#### [What you will do]
Retype each entry below exactly as it stands.

>> Start Input data

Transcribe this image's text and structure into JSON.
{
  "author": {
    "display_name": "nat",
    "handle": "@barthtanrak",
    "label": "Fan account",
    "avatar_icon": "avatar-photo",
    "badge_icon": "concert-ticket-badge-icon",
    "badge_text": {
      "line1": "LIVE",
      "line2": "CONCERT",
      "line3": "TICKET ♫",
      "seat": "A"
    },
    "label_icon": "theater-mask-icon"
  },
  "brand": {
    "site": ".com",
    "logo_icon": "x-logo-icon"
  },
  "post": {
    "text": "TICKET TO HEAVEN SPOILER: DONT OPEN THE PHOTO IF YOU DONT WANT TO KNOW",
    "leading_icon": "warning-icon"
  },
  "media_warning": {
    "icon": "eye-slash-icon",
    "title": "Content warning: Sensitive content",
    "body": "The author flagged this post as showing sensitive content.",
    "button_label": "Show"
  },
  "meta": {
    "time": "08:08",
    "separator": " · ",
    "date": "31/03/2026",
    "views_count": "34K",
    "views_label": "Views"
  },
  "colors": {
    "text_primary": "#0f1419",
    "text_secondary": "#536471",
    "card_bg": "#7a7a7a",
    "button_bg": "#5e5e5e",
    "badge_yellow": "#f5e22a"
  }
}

>> End Input data

#### [Solution to this problem]
Transcribe this image's text and structure into JSON.
{
  "author": {
    "display_name": "nat",
    "handle": "@barthtanrak",
    "label": "Fan account",
    "avatar_icon": "avatar-photo",
    "badge_icon": "concert-ticket-badge-icon",
    "badge_text": {
      "line1": "LIVE",
      "line2": "CONCERT",
      "line3": "TICKET ♫",
      "seat": "A"
    },
    "label_icon": "theater-mask-icon"
  },
  "brand": {
    "site": ".com",
    "logo_icon": "x-logo-icon"
  },
  "post": {
    "text": "TICKET TO HEAVEN SPOILER: DONT OPEN THE PHOTO IF YOU DONT WANT TO KNOW",
    "leading_icon": "warning-icon"
  },
  "media_warning": {
    "icon": "eye-slash-icon",
    "title": "Content warning: Sensitive content",
    "body": "The author flagged this post as showing sensitive content.",
    "button_label": "Show"
  },
  "meta": {
    "time": "08:08",
    "separator": " · ",
    "date": "31/03/2026",
    "views_count": "34K",
    "views_label": "Views"
  },
  "colors": {
    "text_primary": "#0f1419",
    "text_secondary": "#536471",
    "card_bg": "#7a7a7a",
    "button_bg": "#5e5e5e",
    "badge_yellow": "#f5e22a"
  }
}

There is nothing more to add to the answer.